- [Given request]
Copy each line of the records that contains the word "lokale".

++++++

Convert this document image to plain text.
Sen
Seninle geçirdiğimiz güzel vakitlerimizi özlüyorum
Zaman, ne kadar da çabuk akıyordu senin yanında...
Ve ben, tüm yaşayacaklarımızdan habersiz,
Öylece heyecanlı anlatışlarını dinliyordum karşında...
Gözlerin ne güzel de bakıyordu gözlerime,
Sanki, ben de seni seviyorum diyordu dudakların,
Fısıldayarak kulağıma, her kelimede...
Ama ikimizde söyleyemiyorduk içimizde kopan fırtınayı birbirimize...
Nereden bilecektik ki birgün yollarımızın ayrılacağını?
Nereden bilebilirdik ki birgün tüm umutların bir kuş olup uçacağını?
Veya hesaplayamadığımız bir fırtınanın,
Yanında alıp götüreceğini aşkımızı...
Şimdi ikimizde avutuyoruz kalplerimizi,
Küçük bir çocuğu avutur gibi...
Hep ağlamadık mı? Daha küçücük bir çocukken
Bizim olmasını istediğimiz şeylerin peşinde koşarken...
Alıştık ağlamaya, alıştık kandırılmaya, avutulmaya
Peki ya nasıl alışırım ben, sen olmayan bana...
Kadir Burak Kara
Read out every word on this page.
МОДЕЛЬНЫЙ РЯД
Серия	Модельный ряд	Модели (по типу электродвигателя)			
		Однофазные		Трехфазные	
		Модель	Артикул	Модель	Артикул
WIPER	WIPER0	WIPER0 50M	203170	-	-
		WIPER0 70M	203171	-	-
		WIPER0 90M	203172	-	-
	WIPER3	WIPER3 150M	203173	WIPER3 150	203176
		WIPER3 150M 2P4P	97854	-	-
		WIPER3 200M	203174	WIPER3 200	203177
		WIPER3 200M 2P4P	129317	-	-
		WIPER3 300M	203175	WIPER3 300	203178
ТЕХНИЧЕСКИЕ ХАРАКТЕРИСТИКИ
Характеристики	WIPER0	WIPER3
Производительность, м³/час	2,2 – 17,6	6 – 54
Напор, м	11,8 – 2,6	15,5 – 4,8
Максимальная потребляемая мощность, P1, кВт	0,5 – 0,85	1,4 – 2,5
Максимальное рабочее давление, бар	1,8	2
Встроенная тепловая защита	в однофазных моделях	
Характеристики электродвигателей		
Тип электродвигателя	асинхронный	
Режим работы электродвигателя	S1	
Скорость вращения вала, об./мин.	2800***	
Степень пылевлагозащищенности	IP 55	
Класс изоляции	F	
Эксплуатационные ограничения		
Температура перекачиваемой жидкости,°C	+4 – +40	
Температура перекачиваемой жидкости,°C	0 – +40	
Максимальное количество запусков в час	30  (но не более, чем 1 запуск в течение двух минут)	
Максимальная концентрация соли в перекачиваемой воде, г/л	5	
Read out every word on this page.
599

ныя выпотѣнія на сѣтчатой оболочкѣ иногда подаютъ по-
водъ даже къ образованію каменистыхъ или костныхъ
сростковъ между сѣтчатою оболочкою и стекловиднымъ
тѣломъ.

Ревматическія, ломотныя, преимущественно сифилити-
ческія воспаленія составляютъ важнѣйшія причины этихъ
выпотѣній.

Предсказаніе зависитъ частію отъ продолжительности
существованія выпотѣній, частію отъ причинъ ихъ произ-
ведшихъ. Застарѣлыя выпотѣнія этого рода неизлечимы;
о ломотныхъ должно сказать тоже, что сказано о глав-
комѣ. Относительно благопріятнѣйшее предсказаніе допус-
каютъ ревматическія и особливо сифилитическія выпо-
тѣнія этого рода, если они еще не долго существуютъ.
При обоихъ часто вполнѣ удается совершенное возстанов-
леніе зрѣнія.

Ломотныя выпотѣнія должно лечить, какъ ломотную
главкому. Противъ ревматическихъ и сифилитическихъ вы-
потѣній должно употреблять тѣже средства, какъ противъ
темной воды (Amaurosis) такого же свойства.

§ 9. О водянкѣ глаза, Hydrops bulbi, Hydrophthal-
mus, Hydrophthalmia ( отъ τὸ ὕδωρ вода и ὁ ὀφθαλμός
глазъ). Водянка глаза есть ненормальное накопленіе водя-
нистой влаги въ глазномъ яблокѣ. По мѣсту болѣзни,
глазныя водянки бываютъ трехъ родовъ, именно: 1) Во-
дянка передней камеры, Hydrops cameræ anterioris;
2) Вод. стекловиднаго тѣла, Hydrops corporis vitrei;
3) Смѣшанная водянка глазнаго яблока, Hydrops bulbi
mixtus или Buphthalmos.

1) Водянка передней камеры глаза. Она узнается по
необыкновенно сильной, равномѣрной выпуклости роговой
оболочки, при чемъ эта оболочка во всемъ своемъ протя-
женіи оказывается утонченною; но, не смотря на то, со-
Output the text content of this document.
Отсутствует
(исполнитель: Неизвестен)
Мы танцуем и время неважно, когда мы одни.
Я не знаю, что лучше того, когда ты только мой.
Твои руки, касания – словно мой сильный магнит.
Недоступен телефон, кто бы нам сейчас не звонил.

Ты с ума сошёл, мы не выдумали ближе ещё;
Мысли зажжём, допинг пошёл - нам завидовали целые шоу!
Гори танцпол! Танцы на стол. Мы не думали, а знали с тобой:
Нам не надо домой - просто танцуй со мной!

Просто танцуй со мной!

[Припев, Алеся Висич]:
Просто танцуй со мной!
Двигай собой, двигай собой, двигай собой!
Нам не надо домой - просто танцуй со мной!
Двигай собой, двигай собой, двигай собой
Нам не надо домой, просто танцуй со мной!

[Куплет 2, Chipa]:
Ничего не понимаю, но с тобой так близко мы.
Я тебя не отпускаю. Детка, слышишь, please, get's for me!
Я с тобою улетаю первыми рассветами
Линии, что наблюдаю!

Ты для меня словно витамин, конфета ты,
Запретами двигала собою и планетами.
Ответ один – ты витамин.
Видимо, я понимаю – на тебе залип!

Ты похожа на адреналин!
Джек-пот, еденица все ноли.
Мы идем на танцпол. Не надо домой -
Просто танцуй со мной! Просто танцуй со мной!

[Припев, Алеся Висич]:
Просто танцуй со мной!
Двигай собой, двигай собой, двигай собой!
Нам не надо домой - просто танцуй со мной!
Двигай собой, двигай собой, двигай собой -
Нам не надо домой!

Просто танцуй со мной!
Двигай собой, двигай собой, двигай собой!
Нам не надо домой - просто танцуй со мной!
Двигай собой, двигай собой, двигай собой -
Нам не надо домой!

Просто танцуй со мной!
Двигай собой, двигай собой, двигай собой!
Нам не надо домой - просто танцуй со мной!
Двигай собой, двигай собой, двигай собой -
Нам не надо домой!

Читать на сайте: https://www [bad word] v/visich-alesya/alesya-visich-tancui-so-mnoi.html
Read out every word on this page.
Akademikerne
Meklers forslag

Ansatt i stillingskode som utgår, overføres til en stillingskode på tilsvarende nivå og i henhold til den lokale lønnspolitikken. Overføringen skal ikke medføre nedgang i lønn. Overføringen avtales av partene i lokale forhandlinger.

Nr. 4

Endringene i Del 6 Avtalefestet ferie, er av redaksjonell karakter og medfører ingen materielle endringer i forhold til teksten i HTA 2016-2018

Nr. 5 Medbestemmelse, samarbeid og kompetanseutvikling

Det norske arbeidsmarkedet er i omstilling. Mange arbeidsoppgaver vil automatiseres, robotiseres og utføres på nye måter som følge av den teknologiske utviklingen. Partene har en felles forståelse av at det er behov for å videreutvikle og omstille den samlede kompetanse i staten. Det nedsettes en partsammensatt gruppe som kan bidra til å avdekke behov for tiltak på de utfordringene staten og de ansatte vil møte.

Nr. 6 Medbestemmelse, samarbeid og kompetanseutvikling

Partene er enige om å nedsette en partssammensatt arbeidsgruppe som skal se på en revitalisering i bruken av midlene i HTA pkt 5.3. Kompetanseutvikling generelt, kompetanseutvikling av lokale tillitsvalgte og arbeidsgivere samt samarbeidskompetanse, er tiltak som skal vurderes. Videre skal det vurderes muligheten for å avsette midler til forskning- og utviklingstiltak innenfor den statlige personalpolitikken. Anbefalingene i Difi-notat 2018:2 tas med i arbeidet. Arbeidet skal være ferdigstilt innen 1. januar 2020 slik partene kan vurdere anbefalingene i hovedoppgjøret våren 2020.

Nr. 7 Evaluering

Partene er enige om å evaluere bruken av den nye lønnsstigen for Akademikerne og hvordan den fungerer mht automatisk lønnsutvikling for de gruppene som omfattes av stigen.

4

++++++

- [Result of this exercise]
Ansatt i stillingskode som utgår, overføres til en stillingskode på tilsvarende nivå og i henhold til den lokale lønnspolitikken. Overføringen skal ikke medføre nedgang i lønn. Overføringen avtales av partene i lokale forhandlinger.
Partene er enige om å nedsette en partssammensatt arbeidsgruppe som skal se på en revitalisering i bruken av midlene i HTA pkt 5.3. Kompetanseutvikling generelt, kompetanseutvikling av lokale tillitsvalgte og arbeidsgivere samt samarbeidskompetanse, er tiltak som skal vurderes. Videre skal det vurderes muligheten for å avsette midler til forskning- og utviklingstiltak innenfor den statlige personalpolitikken. Anbefalingene i Difi-notat 2018:2 tas med i arbeidet. Arbeidet skal være ferdigstilt innen 1. januar 2020 slik partene kan vurdere anbefalingene i hovedoppgjøret våren 2020.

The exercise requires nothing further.